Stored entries
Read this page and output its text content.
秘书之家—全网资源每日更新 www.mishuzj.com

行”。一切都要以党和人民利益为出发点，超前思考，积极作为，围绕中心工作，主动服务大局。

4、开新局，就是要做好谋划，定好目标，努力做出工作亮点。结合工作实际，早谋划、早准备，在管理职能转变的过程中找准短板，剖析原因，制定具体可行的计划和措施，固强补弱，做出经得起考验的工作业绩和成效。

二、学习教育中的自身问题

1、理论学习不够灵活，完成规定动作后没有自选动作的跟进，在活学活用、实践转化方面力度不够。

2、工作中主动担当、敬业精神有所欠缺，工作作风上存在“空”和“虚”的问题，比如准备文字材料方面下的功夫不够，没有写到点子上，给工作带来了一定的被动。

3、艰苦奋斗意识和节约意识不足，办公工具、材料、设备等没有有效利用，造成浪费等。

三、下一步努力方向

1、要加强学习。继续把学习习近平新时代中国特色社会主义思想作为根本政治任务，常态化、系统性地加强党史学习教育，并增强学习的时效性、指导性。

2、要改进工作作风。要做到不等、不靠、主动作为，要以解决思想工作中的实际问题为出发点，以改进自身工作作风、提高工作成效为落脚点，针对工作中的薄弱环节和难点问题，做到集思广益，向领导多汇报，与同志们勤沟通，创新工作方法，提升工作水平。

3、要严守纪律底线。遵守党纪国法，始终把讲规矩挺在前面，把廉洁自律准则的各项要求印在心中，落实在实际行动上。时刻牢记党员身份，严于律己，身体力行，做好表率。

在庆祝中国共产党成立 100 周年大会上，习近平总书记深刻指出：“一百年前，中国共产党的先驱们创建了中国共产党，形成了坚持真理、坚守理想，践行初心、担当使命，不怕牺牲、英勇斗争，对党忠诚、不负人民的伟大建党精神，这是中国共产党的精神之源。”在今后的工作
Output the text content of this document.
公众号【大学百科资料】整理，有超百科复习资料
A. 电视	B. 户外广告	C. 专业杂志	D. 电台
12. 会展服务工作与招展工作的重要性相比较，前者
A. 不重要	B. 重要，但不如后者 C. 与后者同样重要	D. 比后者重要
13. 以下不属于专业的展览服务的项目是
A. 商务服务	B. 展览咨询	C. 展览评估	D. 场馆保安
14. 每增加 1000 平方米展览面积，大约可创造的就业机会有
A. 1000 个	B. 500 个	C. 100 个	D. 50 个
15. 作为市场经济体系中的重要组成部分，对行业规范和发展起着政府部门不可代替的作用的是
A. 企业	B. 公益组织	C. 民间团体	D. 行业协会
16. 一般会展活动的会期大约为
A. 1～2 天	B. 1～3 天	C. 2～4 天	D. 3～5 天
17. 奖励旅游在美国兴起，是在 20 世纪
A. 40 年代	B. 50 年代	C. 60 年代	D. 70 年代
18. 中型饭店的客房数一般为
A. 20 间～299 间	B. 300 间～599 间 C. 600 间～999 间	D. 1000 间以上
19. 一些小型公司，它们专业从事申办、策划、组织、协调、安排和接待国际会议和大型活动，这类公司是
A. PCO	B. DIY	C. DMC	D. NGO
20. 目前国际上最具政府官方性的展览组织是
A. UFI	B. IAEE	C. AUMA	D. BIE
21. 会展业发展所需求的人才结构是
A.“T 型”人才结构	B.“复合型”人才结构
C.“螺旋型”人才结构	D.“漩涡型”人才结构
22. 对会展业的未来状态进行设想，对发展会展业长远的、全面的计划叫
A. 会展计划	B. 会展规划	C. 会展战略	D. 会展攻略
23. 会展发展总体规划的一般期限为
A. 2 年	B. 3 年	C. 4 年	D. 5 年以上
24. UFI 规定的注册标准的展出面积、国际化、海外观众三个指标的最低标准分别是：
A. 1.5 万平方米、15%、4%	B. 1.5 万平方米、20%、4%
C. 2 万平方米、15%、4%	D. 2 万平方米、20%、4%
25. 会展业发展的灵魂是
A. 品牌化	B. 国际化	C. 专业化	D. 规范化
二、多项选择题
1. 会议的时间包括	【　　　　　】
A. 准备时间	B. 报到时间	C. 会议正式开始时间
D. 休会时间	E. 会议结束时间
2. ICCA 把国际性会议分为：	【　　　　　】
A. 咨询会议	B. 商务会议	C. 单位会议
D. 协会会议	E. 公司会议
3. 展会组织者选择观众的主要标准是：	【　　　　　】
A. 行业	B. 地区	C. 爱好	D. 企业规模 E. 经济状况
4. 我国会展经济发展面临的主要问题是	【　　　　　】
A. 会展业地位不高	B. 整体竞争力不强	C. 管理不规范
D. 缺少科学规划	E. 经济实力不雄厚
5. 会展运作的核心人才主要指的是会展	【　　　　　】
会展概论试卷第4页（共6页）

INSTRUCTION
All of the entries need to be reproduced exactly; please write them out.

SOLUTION FOR THIS PROBLEM
Read this page and output its text content.
秘书之家—全网资源每日更新 www.mishuzj.com

行”。一切都要以党和人民利益为出发点，超前思考，积极作为，围绕中心工作，主动服务大局。

4、开新局，就是要做好谋划，定好目标，努力做出工作亮点。结合工作实际，早谋划、早准备，在管理职能转变的过程中找准短板，剖析原因，制定具体可行的计划和措施，固强补弱，做出经得起考验的工作业绩和成效。

二、学习教育中的自身问题

1、理论学习不够灵活，完成规定动作后没有自选动作的跟进，在活学活用、实践转化方面力度不够。

2、工作中主动担当、敬业精神有所欠缺，工作作风上存在“空”和“虚”的问题，比如准备文字材料方面下的功夫不够，没有写到点子上，给工作带来了一定的被动。

3、艰苦奋斗意识和节约意识不足，办公工具、材料、设备等没有有效利用，造成浪费等。

三、下一步努力方向

1、要加强学习。继续把学习习近平新时代中国特色社会主义思想作为根本政治任务，常态化、系统性地加强党史学习教育，并增强学习的时效性、指导性。

2、要改进工作作风。要做到不等、不靠、主动作为，要以解决思想工作中的实际问题为出发点，以改进自身工作作风、提高工作成效为落脚点，针对工作中的薄弱环节和难点问题，做到集思广益，向领导多汇报，与同志们勤沟通，创新工作方法，提升工作水平。

3、要严守纪律底线。遵守党纪国法，始终把讲规矩挺在前面，把廉洁自律准则的各项要求印在心中，落实在实际行动上。时刻牢记党员身份，严于律己，身体力行，做好表率。

在庆祝中国共产党成立 100 周年大会上，习近平总书记深刻指出：“一百年前，中国共产党的先驱们创建了中国共产党，形成了坚持真理、坚守理想，践行初心、担当使命，不怕牺牲、英勇斗争，对党忠诚、不负人民的伟大建党精神，这是中国共产党的精神之源。”在今后的工作
Output the text content of this document.
公众号【大学百科资料】整理，有超百科复习资料
A. 电视	B. 户外广告	C. 专业杂志	D. 电台
12. 会展服务工作与招展工作的重要性相比较，前者
A. 不重要	B. 重要，但不如后者 C. 与后者同样重要	D. 比后者重要
13. 以下不属于专业的展览服务的项目是
A. 商务服务	B. 展览咨询	C. 展览评估	D. 场馆保安
14. 每增加 1000 平方米展览面积，大约可创造的就业机会有
A. 1000 个	B. 500 个	C. 100 个	D. 50 个
15. 作为市场经济体系中的重要组成部分，对行业规范和发展起着政府部门不可代替的作用的是
A. 企业	B. 公益组织	C. 民间团体	D. 行业协会
16. 一般会展活动的会期大约为
A. 1～2 天	B. 1～3 天	C. 2～4 天	D. 3～5 天
17. 奖励旅游在美国兴起，是在 20 世纪
A. 40 年代	B. 50 年代	C. 60 年代	D. 70 年代
18. 中型饭店的客房数一般为
A. 20 间～299 间	B. 300 间～599 间 C. 600 间～999 间	D. 1000 间以上
19. 一些小型公司，它们专业从事申办、策划、组织、协调、安排和接待国际会议和大型活动，这类公司是
A. PCO	B. DIY	C. DMC	D. NGO
20. 目前国际上最具政府官方性的展览组织是
A. UFI	B. IAEE	C. AUMA	D. BIE
21. 会展业发展所需求的人才结构是
A.“T 型”人才结构	B.“复合型”人才结构
C.“螺旋型”人才结构	D.“漩涡型”人才结构
22. 对会展业的未来状态进行设想，对发展会展业长远的、全面的计划叫
A. 会展计划	B. 会展规划	C. 会展战略	D. 会展攻略
23. 会展发展总体规划的一般期限为
A. 2 年	B. 3 年	C. 4 年	D. 5 年以上
24. UFI 规定的注册标准的展出面积、国际化、海外观众三个指标的最低标准分别是：
A. 1.5 万平方米、15%、4%	B. 1.5 万平方米、20%、4%
C. 2 万平方米、15%、4%	D. 2 万平方米、20%、4%
25. 会展业发展的灵魂是
A. 品牌化	B. 国际化	C. 专业化	D. 规范化
二、多项选择题
1. 会议的时间包括	【　　　　　】
A. 准备时间	B. 报到时间	C. 会议正式开始时间
D. 休会时间	E. 会议结束时间
2. ICCA 把国际性会议分为：	【　　　　　】
A. 咨询会议	B. 商务会议	C. 单位会议
D. 协会会议	E. 公司会议
3. 展会组织者选择观众的主要标准是：	【　　　　　】
A. 行业	B. 地区	C. 爱好	D. 企业规模 E. 经济状况
4. 我国会展经济发展面临的主要问题是	【　　　　　】
A. 会展业地位不高	B. 整体竞争力不强	C. 管理不规范
D. 缺少科学规划	E. 经济实力不雄厚
5. 会展运作的核心人才主要指的是会展	【　　　　　】
会展概论试卷第4页（共6页）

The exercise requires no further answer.